Start of Dataset rows

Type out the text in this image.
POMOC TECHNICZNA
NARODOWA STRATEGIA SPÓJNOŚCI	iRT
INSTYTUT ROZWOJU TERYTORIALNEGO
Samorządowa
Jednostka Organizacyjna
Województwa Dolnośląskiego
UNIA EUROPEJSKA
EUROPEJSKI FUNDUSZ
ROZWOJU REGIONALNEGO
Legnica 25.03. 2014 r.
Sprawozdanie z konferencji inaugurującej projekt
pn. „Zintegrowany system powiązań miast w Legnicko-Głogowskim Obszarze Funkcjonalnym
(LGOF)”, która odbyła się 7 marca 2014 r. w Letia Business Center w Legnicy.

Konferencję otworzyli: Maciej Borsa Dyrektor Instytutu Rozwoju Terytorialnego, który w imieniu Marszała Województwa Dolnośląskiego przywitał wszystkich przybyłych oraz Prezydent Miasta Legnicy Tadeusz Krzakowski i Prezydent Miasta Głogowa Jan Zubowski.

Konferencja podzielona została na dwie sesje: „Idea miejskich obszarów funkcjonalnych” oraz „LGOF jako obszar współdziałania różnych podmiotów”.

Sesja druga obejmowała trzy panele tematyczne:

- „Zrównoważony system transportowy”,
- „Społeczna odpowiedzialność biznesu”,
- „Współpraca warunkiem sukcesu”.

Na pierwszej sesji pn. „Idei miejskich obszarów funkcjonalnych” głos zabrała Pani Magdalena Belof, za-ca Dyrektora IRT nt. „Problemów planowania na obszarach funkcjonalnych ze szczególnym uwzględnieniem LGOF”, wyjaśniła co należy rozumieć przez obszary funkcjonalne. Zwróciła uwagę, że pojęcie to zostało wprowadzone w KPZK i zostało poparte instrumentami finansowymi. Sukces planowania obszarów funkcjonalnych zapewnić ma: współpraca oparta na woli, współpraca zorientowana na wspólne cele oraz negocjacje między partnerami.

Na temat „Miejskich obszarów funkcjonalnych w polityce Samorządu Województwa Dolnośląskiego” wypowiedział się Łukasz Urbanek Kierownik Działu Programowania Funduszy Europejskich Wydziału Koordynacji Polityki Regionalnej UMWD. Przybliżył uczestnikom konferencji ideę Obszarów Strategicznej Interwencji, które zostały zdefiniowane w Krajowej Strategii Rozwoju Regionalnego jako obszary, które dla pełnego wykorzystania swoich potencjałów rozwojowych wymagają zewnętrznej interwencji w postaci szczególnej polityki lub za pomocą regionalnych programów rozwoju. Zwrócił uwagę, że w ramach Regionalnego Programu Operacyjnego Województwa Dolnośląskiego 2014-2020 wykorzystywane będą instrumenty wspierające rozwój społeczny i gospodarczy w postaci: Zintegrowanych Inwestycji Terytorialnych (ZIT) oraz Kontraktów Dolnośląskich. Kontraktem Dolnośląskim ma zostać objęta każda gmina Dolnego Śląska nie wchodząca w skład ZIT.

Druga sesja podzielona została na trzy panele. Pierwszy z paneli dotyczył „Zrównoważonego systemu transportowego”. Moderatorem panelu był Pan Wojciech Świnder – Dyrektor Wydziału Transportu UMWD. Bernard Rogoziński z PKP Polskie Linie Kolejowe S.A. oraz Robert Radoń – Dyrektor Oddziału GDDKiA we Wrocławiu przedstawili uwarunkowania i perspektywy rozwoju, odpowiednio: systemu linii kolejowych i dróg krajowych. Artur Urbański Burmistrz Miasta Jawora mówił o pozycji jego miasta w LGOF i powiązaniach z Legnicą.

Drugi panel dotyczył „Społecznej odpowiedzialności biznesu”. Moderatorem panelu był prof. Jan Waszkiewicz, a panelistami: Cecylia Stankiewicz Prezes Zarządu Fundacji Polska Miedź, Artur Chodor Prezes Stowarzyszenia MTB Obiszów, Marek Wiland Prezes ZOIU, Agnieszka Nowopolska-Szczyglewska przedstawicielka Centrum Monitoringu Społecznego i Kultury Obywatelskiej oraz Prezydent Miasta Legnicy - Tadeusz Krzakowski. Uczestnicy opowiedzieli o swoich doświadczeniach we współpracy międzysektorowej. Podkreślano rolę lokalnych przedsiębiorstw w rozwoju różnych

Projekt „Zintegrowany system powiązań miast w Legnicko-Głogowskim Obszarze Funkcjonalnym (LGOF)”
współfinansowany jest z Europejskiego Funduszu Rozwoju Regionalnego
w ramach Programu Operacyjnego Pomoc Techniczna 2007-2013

End of Dataset rows

• Task instructions: Repeat every record exactly as written, please.

• Answer to the problem:
Type out the text in this image.
POMOC TECHNICZNA
NARODOWA STRATEGIA SPÓJNOŚCI	iRT
INSTYTUT ROZWOJU TERYTORIALNEGO
Samorządowa
Jednostka Organizacyjna
Województwa Dolnośląskiego
UNIA EUROPEJSKA
EUROPEJSKI FUNDUSZ
ROZWOJU REGIONALNEGO
Legnica 25.03. 2014 r.
Sprawozdanie z konferencji inaugurującej projekt
pn. „Zintegrowany system powiązań miast w Legnicko-Głogowskim Obszarze Funkcjonalnym
(LGOF)”, która odbyła się 7 marca 2014 r. w Letia Business Center w Legnicy.

Konferencję otworzyli: Maciej Borsa Dyrektor Instytutu Rozwoju Terytorialnego, który w imieniu Marszała Województwa Dolnośląskiego przywitał wszystkich przybyłych oraz Prezydent Miasta Legnicy Tadeusz Krzakowski i Prezydent Miasta Głogowa Jan Zubowski.

Konferencja podzielona została na dwie sesje: „Idea miejskich obszarów funkcjonalnych” oraz „LGOF jako obszar współdziałania różnych podmiotów”.

Sesja druga obejmowała trzy panele tematyczne:

- „Zrównoważony system transportowy”,
- „Społeczna odpowiedzialność biznesu”,
- „Współpraca warunkiem sukcesu”.

Na pierwszej sesji pn. „Idei miejskich obszarów funkcjonalnych” głos zabrała Pani Magdalena Belof, za-ca Dyrektora IRT nt. „Problemów planowania na obszarach funkcjonalnych ze szczególnym uwzględnieniem LGOF”, wyjaśniła co należy rozumieć przez obszary funkcjonalne. Zwróciła uwagę, że pojęcie to zostało wprowadzone w KPZK i zostało poparte instrumentami finansowymi. Sukces planowania obszarów funkcjonalnych zapewnić ma: współpraca oparta na woli, współpraca zorientowana na wspólne cele oraz negocjacje między partnerami.

Na temat „Miejskich obszarów funkcjonalnych w polityce Samorządu Województwa Dolnośląskiego” wypowiedział się Łukasz Urbanek Kierownik Działu Programowania Funduszy Europejskich Wydziału Koordynacji Polityki Regionalnej UMWD. Przybliżył uczestnikom konferencji ideę Obszarów Strategicznej Interwencji, które zostały zdefiniowane w Krajowej Strategii Rozwoju Regionalnego jako obszary, które dla pełnego wykorzystania swoich potencjałów rozwojowych wymagają zewnętrznej interwencji w postaci szczególnej polityki lub za pomocą regionalnych programów rozwoju. Zwrócił uwagę, że w ramach Regionalnego Programu Operacyjnego Województwa Dolnośląskiego 2014-2020 wykorzystywane będą instrumenty wspierające rozwój społeczny i gospodarczy w postaci: Zintegrowanych Inwestycji Terytorialnych (ZIT) oraz Kontraktów Dolnośląskich. Kontraktem Dolnośląskim ma zostać objęta każda gmina Dolnego Śląska nie wchodząca w skład ZIT.

Druga sesja podzielona została na trzy panele. Pierwszy z paneli dotyczył „Zrównoważonego systemu transportowego”. Moderatorem panelu był Pan Wojciech Świnder – Dyrektor Wydziału Transportu UMWD. Bernard Rogoziński z PKP Polskie Linie Kolejowe S.A. oraz Robert Radoń – Dyrektor Oddziału GDDKiA we Wrocławiu przedstawili uwarunkowania i perspektywy rozwoju, odpowiednio: systemu linii kolejowych i dróg krajowych. Artur Urbański Burmistrz Miasta Jawora mówił o pozycji jego miasta w LGOF i powiązaniach z Legnicą.

Drugi panel dotyczył „Społecznej odpowiedzialności biznesu”. Moderatorem panelu był prof. Jan Waszkiewicz, a panelistami: Cecylia Stankiewicz Prezes Zarządu Fundacji Polska Miedź, Artur Chodor Prezes Stowarzyszenia MTB Obiszów, Marek Wiland Prezes ZOIU, Agnieszka Nowopolska-Szczyglewska przedstawicielka Centrum Monitoringu Społecznego i Kultury Obywatelskiej oraz Prezydent Miasta Legnicy - Tadeusz Krzakowski. Uczestnicy opowiedzieli o swoich doświadczeniach we współpracy międzysektorowej. Podkreślano rolę lokalnych przedsiębiorstw w rozwoju różnych

Projekt „Zintegrowany system powiązań miast w Legnicko-Głogowskim Obszarze Funkcjonalnym (LGOF)”
współfinansowany jest z Europejskiego Funduszu Rozwoju Regionalnego
w ramach Programu Operacyjnego Pomoc Techniczna 2007-2013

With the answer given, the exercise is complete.